» Work to be completed: Scan the entries below and report only how many lines contain "Total".

........

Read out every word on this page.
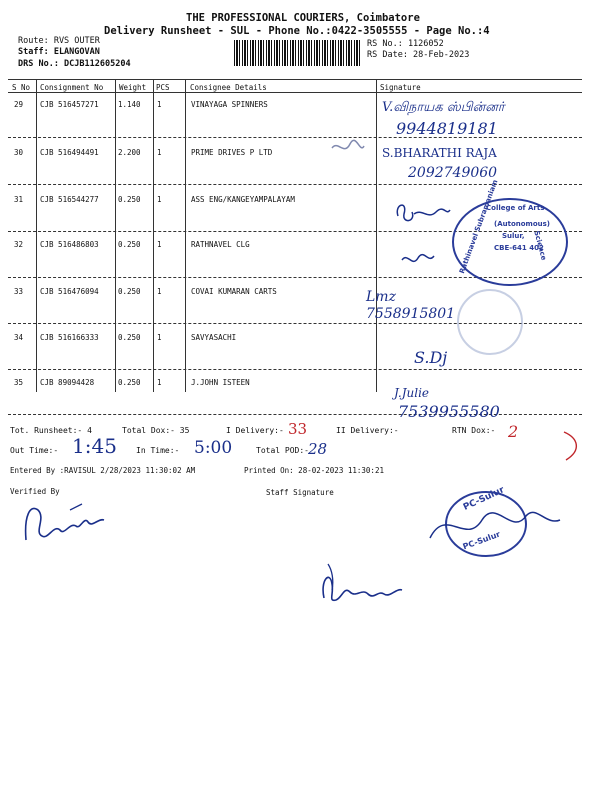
THE PROFESSIONAL COURIERS, Coimbatore
Delivery Runsheet - SUL - Phone No.:0422-3505555 - Page No.:4
Route: RVS OUTER
Staff: ELANGOVAN
DRS No.: DCJB112605204
RS No.: 1126052
RS Date: 28-Feb-2023
S No Consignment No Weight PCS	Consignee Details	Signature
29 CJB 516457271	1.140 1	VINAYAGA SPINNERS
30 CJB 516494491	2.200 1	PRIME DRIVES P LTD
31 CJB 516544277	0.250 1	ASS ENG/KANGEYAMPALAYAM
32 CJB 516486803	0.250 1	RATHNAVEL CLG
33 CJB 516476094	0.250 1	COVAI KUMARAN CARTS
34 CJB 516166333	0.250 1	SAVYASACHI
35 CJB 89094428	0.250 1	J.JOHN ISTEEN
V.விநாயக ஸ்பின்னர்
9944819181
S.BHARATHI RAJA
2092749060
Lmz
7558915801
S.Dj
J.Julie
7539955580
College of Arts
Rathinavel Subramaniam
(Autonomous)
Sulur,
CBE-641 402
Science
Tot. Runsheet:- 4	Total Dox:- 35	I Delivery:- 33	II Delivery:-	RTN Dox:- 2
Out Time:- 1:45 In Time:- 5:00	Total POD:- 28
Entered By :RAVISUL 2/28/2023 11:30:02 AM	Printed On: 28-02-2023 11:30:21
Verified By	Staff Signature	PC-Sulur
PC-Sulur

........

» Task output: 2